#### Source data

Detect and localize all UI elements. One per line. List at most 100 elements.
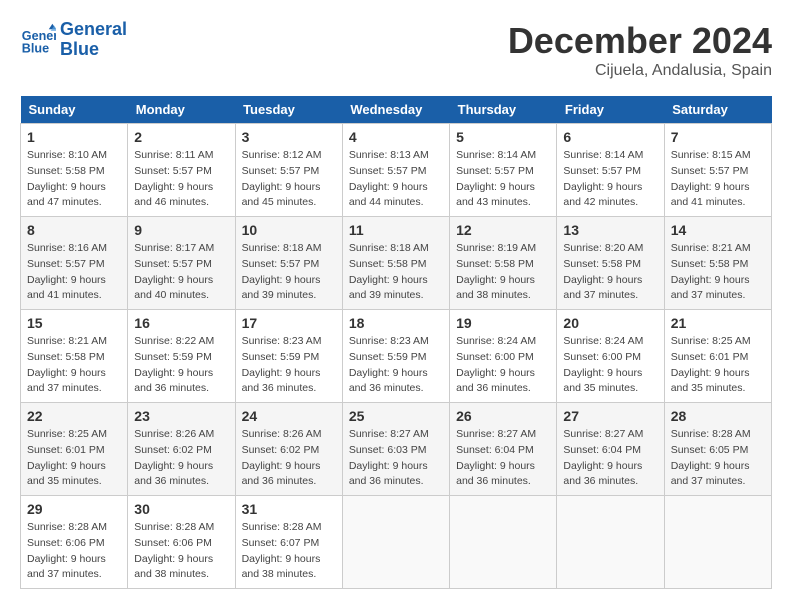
calendar-cell: 2Sunrise: 8:11 AM Sunset: 5:57 PM Daylig…	[128, 124, 235, 217]
location-subtitle: Cijuela, Andalusia, Spain	[508, 62, 772, 80]
calendar-cell: 1Sunrise: 8:10 AM Sunset: 5:58 PM Daylig…	[21, 124, 128, 217]
month-title: December 2024	[508, 20, 772, 62]
day-info: Sunrise: 8:17 AM Sunset: 5:57 PM Dayligh…	[134, 241, 228, 304]
calendar-cell: 14Sunrise: 8:21 AM Sunset: 5:58 PM Dayli…	[664, 217, 771, 310]
day-number: 11	[349, 222, 443, 238]
day-number: 25	[349, 408, 443, 424]
day-number: 30	[134, 501, 228, 517]
calendar-cell: 13 Sunrise: 8:20 AM Sunset: 5:58 PM Dayli…	[557, 217, 664, 310]
day-number: 13	[563, 222, 657, 238]
day-number: 8	[27, 222, 121, 238]
day-info: Sunrise: 8:27 AM Sunset: 6:04 PM Dayligh…	[563, 427, 657, 490]
calendar-cell: 9 Sunrise: 8:17 AM Sunset: 5:57 PM Daylig…	[128, 217, 235, 310]
calendar-week-row: 22 Sunrise: 8:25 AM Sunset: 6:01 PM Dayli…	[21, 403, 772, 496]
calendar-cell: 17Sunrise: 8:23 AM Sunset: 5:59 PM Dayli…	[235, 310, 342, 403]
day-info: Sunrise: 8:16 AM Sunset: 5:57 PM Dayligh…	[27, 241, 121, 304]
day-number: 9	[134, 222, 228, 238]
day-info: Sunrise: 8:14 AM Sunset: 5:57 PM Dayligh…	[563, 148, 657, 211]
day-info: Sunrise: 8:25 AM Sunset: 6:01 PM Dayligh…	[671, 334, 765, 397]
day-info: Sunrise: 8:15 AM Sunset: 5:57 PM Dayligh…	[671, 148, 765, 211]
weekday-header-wednesday: Wednesday	[342, 96, 449, 124]
calendar-cell: 15Sunrise: 8:21 AM Sunset: 5:58 PM Dayli…	[21, 310, 128, 403]
day-info: Sunrise: 8:25 AM Sunset: 6:01 PM Dayligh…	[27, 427, 121, 490]
calendar-cell: 23 Sunrise: 8:26 AM Sunset: 6:02 PM Dayli…	[128, 403, 235, 496]
calendar-cell	[450, 496, 557, 589]
calendar-table: SundayMondayTuesdayWednesdayThursdayFrid…	[20, 96, 772, 589]
calendar-week-row: 1Sunrise: 8:10 AM Sunset: 5:58 PM Daylig…	[21, 124, 772, 217]
day-number: 18	[349, 315, 443, 331]
day-number: 31	[242, 501, 336, 517]
calendar-cell: 29 Sunrise: 8:28 AM Sunset: 6:06 PM Dayli…	[21, 496, 128, 589]
calendar-week-row: 15Sunrise: 8:21 AM Sunset: 5:58 PM Dayli…	[21, 310, 772, 403]
calendar-cell: 22 Sunrise: 8:25 AM Sunset: 6:01 PM Dayli…	[21, 403, 128, 496]
day-number: 28	[671, 408, 765, 424]
day-info: Sunrise: 8:21 AM Sunset: 5:58 PM Dayligh…	[671, 241, 765, 304]
calendar-cell	[557, 496, 664, 589]
calendar-cell: 19 Sunrise: 8:24 AM Sunset: 6:00 PM Dayli…	[450, 310, 557, 403]
day-info: Sunrise: 8:24 AM Sunset: 6:00 PM Dayligh…	[456, 334, 550, 397]
day-number: 15	[27, 315, 121, 331]
day-number: 5	[456, 129, 550, 145]
calendar-cell: 24 Sunrise: 8:26 AM Sunset: 6:02 PM Dayli…	[235, 403, 342, 496]
svg-text:Blue: Blue	[22, 41, 49, 55]
calendar-week-row: 8 Sunrise: 8:16 AM Sunset: 5:57 PM Daylig…	[21, 217, 772, 310]
day-number: 7	[671, 129, 765, 145]
weekday-header-friday: Friday	[557, 96, 664, 124]
day-number: 16	[134, 315, 228, 331]
day-number: 23	[134, 408, 228, 424]
calendar-cell: 27 Sunrise: 8:27 AM Sunset: 6:04 PM Dayli…	[557, 403, 664, 496]
weekday-header-tuesday: Tuesday	[235, 96, 342, 124]
day-info: Sunrise: 8:27 AM Sunset: 6:03 PM Dayligh…	[349, 427, 443, 490]
day-info: Sunrise: 8:24 AM Sunset: 6:00 PM Dayligh…	[563, 334, 657, 397]
day-number: 22	[27, 408, 121, 424]
day-info: Sunrise: 8:28 AM Sunset: 6:06 PM Dayligh…	[27, 520, 121, 583]
day-info: Sunrise: 8:10 AM Sunset: 5:58 PM Dayligh…	[27, 148, 121, 211]
logo: General Blue General Blue	[20, 20, 127, 60]
day-info: Sunrise: 8:19 AM Sunset: 5:58 PM Dayligh…	[456, 241, 550, 304]
weekday-header-monday: Monday	[128, 96, 235, 124]
day-info: Sunrise: 8:14 AM Sunset: 5:57 PM Dayligh…	[456, 148, 550, 211]
day-info: Sunrise: 8:13 AM Sunset: 5:57 PM Dayligh…	[349, 148, 443, 211]
day-info: Sunrise: 8:11 AM Sunset: 5:57 PM Dayligh…	[134, 148, 228, 211]
day-number: 29	[27, 501, 121, 517]
calendar-cell: 31 Sunrise: 8:28 AM Sunset: 6:07 PM Dayli…	[235, 496, 342, 589]
calendar-cell: 16 Sunrise: 8:22 AM Sunset: 5:59 PM Dayli…	[128, 310, 235, 403]
day-number: 6	[563, 129, 657, 145]
day-number: 24	[242, 408, 336, 424]
day-number: 4	[349, 129, 443, 145]
calendar-week-row: 29 Sunrise: 8:28 AM Sunset: 6:06 PM Dayli…	[21, 496, 772, 589]
day-info: Sunrise: 8:12 AM Sunset: 5:57 PM Dayligh…	[242, 148, 336, 211]
calendar-cell: 30 Sunrise: 8:28 AM Sunset: 6:06 PM Dayli…	[128, 496, 235, 589]
calendar-cell: 3Sunrise: 8:12 AM Sunset: 5:57 PM Daylig…	[235, 124, 342, 217]
calendar-cell: 10 Sunrise: 8:18 AM Sunset: 5:57 PM Dayli…	[235, 217, 342, 310]
weekday-header-sunday: Sunday	[21, 96, 128, 124]
day-info: Sunrise: 8:23 AM Sunset: 5:59 PM Dayligh…	[242, 334, 336, 397]
weekday-header-row: SundayMondayTuesdayWednesdayThursdayFrid…	[21, 96, 772, 124]
calendar-cell	[664, 496, 771, 589]
day-info: Sunrise: 8:28 AM Sunset: 6:06 PM Dayligh…	[134, 520, 228, 583]
calendar-cell: 12Sunrise: 8:19 AM Sunset: 5:58 PM Dayli…	[450, 217, 557, 310]
day-info: Sunrise: 8:28 AM Sunset: 6:07 PM Dayligh…	[242, 520, 336, 583]
calendar-cell: 26 Sunrise: 8:27 AM Sunset: 6:04 PM Dayli…	[450, 403, 557, 496]
weekday-header-thursday: Thursday	[450, 96, 557, 124]
day-number: 19	[456, 315, 550, 331]
calendar-cell: 7 Sunrise: 8:15 AM Sunset: 5:57 PM Daylig…	[664, 124, 771, 217]
day-info: Sunrise: 8:20 AM Sunset: 5:58 PM Dayligh…	[563, 241, 657, 304]
calendar-cell: 18 Sunrise: 8:23 AM Sunset: 5:59 PM Dayli…	[342, 310, 449, 403]
day-number: 10	[242, 222, 336, 238]
day-number: 27	[563, 408, 657, 424]
day-number: 26	[456, 408, 550, 424]
weekday-header-saturday: Saturday	[664, 96, 771, 124]
title-area: December 2024 Cijuela, Andalusia, Spain	[508, 20, 772, 80]
day-info: Sunrise: 8:23 AM Sunset: 5:59 PM Dayligh…	[349, 334, 443, 397]
calendar-cell: 8 Sunrise: 8:16 AM Sunset: 5:57 PM Daylig…	[21, 217, 128, 310]
calendar-cell: 6 Sunrise: 8:14 AM Sunset: 5:57 PM Daylig…	[557, 124, 664, 217]
day-info: Sunrise: 8:26 AM Sunset: 6:02 PM Dayligh…	[242, 427, 336, 490]
calendar-cell: 28Sunrise: 8:28 AM Sunset: 6:05 PM Dayli…	[664, 403, 771, 496]
calendar-cell: 4 Sunrise: 8:13 AM Sunset: 5:57 PM Daylig…	[342, 124, 449, 217]
day-number: 21	[671, 315, 765, 331]
day-info: Sunrise: 8:26 AM Sunset: 6:02 PM Dayligh…	[134, 427, 228, 490]
day-info: Sunrise: 8:27 AM Sunset: 6:04 PM Dayligh…	[456, 427, 550, 490]
day-info: Sunrise: 8:18 AM Sunset: 5:57 PM Dayligh…	[242, 241, 336, 304]
day-info: Sunrise: 8:22 AM Sunset: 5:59 PM Dayligh…	[134, 334, 228, 397]
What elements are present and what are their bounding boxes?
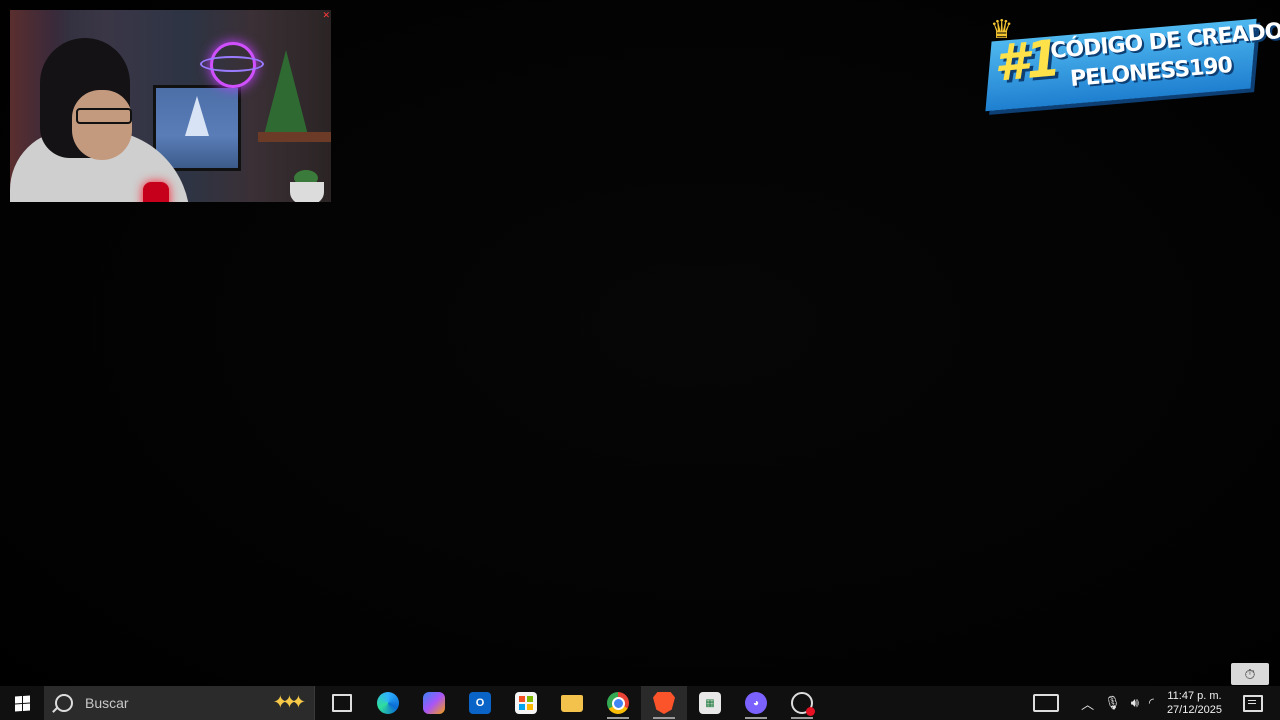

#### Directions
Retype the lines from the line with "calendar-cell: 2Sunrise: 8:11" up to and including the line with "408, 443, 424]", keeping them exactly the same.

#### Result for this exercise
calendar-cell: 2Sunrise: 8:11 AM Sunset: 5:57 PM Daylig…	[128, 124, 235, 217]
location-subtitle: Cijuela, Andalusia, Spain	[508, 62, 772, 80]
calendar-cell: 1Sunrise: 8:10 AM Sunset: 5:58 PM Daylig…	[21, 124, 128, 217]
month-title: December 2024	[508, 20, 772, 62]
day-info: Sunrise: 8:17 AM Sunset: 5:57 PM Dayligh…	[134, 241, 228, 304]
calendar-cell: 14Sunrise: 8:21 AM Sunset: 5:58 PM Dayli…	[664, 217, 771, 310]
day-number: 11	[349, 222, 443, 238]
day-number: 25	[349, 408, 443, 424]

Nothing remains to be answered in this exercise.